Exercise objective:
Write out all of the data exactly as it appears.

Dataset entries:
------------------------------------------------------------------------
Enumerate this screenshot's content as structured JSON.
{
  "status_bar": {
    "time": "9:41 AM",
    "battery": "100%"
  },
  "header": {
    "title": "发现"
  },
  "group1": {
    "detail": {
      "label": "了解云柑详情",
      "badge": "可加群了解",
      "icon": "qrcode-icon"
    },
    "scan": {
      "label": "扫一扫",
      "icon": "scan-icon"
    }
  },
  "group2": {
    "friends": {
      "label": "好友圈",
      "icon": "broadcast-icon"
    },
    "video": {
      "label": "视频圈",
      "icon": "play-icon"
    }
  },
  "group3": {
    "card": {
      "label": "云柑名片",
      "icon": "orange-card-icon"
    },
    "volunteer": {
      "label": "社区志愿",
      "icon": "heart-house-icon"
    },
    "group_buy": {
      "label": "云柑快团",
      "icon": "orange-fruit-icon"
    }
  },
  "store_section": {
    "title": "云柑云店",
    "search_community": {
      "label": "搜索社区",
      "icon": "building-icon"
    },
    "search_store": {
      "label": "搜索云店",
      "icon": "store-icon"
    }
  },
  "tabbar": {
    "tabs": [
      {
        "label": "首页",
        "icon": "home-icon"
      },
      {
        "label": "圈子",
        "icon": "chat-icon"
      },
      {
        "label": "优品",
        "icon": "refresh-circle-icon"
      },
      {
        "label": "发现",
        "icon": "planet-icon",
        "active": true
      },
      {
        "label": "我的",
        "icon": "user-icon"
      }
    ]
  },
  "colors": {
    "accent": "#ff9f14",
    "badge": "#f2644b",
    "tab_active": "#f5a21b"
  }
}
------------------------------------------------------------------------
Result below:
Enumerate this screenshot's content as structured JSON.
{
  "status_bar": {
    "time": "9:41 AM",
    "battery": "100%"
  },
  "header": {
    "title": "发现"
  },
  "group1": {
    "detail": {
      "label": "了解云柑详情",
      "badge": "可加群了解",
      "icon": "qrcode-icon"
    },
    "scan": {
      "label": "扫一扫",
      "icon": "scan-icon"
    }
  },
  "group2": {
    "friends": {
      "label": "好友圈",
      "icon": "broadcast-icon"
    },
    "video": {
      "label": "视频圈",
      "icon": "play-icon"
    }
  },
  "group3": {
    "card": {
      "label": "云柑名片",
      "icon": "orange-card-icon"
    },
    "volunteer": {
      "label": "社区志愿",
      "icon": "heart-house-icon"
    },
    "group_buy": {
      "label": "云柑快团",
      "icon": "orange-fruit-icon"
    }
  },
  "store_section": {
    "title": "云柑云店",
    "search_community": {
      "label": "搜索社区",
      "icon": "building-icon"
    },
    "search_store": {
      "label": "搜索云店",
      "icon": "store-icon"
    }
  },
  "tabbar": {
    "tabs": [
      {
        "label": "首页",
        "icon": "home-icon"
      },
      {
        "label": "圈子",
        "icon": "chat-icon"
      },
      {
        "label": "优品",
        "icon": "refresh-circle-icon"
      },
      {
        "label": "发现",
        "icon": "planet-icon",
        "active": true
      },
      {
        "label": "我的",
        "icon": "user-icon"
      }
    ]
  },
  "colors": {
    "accent": "#ff9f14",
    "badge": "#f2644b",
    "tab_active": "#f5a21b"
  }
}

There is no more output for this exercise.